======== Exercise inputs

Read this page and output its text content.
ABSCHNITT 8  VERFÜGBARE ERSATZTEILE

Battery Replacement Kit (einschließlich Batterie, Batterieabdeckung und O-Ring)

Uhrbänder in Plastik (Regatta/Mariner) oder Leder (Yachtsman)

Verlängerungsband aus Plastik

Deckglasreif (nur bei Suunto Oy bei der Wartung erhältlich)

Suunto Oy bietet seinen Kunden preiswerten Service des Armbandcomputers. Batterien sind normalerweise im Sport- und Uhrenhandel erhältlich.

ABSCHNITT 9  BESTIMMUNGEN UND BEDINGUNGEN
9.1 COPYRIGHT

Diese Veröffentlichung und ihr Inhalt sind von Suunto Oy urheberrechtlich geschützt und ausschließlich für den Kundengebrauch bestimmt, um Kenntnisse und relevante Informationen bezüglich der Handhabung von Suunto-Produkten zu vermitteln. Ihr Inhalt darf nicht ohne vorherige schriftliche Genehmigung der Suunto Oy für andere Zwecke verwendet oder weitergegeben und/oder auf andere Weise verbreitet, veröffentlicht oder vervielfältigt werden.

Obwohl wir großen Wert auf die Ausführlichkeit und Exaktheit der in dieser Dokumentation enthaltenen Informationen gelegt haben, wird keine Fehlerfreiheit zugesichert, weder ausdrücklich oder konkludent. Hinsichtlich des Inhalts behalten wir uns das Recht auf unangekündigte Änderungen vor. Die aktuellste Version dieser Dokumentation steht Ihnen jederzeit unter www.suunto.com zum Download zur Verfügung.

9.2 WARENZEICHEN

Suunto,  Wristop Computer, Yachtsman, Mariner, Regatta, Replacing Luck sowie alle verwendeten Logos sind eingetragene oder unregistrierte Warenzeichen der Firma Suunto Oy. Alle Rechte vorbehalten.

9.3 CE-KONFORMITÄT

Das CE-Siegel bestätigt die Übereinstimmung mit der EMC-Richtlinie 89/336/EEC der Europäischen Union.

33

================

Output each record exactly, leaving nothing out.

Read this page and output its text content.
ABSCHNITT 8  VERFÜGBARE ERSATZTEILE

Battery Replacement Kit (einschließlich Batterie, Batterieabdeckung und O-Ring)

Uhrbänder in Plastik (Regatta/Mariner) oder Leder (Yachtsman)

Verlängerungsband aus Plastik

Deckglasreif (nur bei Suunto Oy bei der Wartung erhältlich)

Suunto Oy bietet seinen Kunden preiswerten Service des Armbandcomputers. Batterien sind normalerweise im Sport- und Uhrenhandel erhältlich.

ABSCHNITT 9  BESTIMMUNGEN UND BEDINGUNGEN
9.1 COPYRIGHT

Diese Veröffentlichung und ihr Inhalt sind von Suunto Oy urheberrechtlich geschützt und ausschließlich für den Kundengebrauch bestimmt, um Kenntnisse und relevante Informationen bezüglich der Handhabung von Suunto-Produkten zu vermitteln. Ihr Inhalt darf nicht ohne vorherige schriftliche Genehmigung der Suunto Oy für andere Zwecke verwendet oder weitergegeben und/oder auf andere Weise verbreitet, veröffentlicht oder vervielfältigt werden.

Obwohl wir großen Wert auf die Ausführlichkeit und Exaktheit der in dieser Dokumentation enthaltenen Informationen gelegt haben, wird keine Fehlerfreiheit zugesichert, weder ausdrücklich oder konkludent. Hinsichtlich des Inhalts behalten wir uns das Recht auf unangekündigte Änderungen vor. Die aktuellste Version dieser Dokumentation steht Ihnen jederzeit unter www.suunto.com zum Download zur Verfügung.

9.2 WARENZEICHEN

Suunto,  Wristop Computer, Yachtsman, Mariner, Regatta, Replacing Luck sowie alle verwendeten Logos sind eingetragene oder unregistrierte Warenzeichen der Firma Suunto Oy. Alle Rechte vorbehalten.

9.3 CE-KONFORMITÄT

Das CE-Siegel bestätigt die Übereinstimmung mit der EMC-Richtlinie 89/336/EEC der Europäischen Union.

33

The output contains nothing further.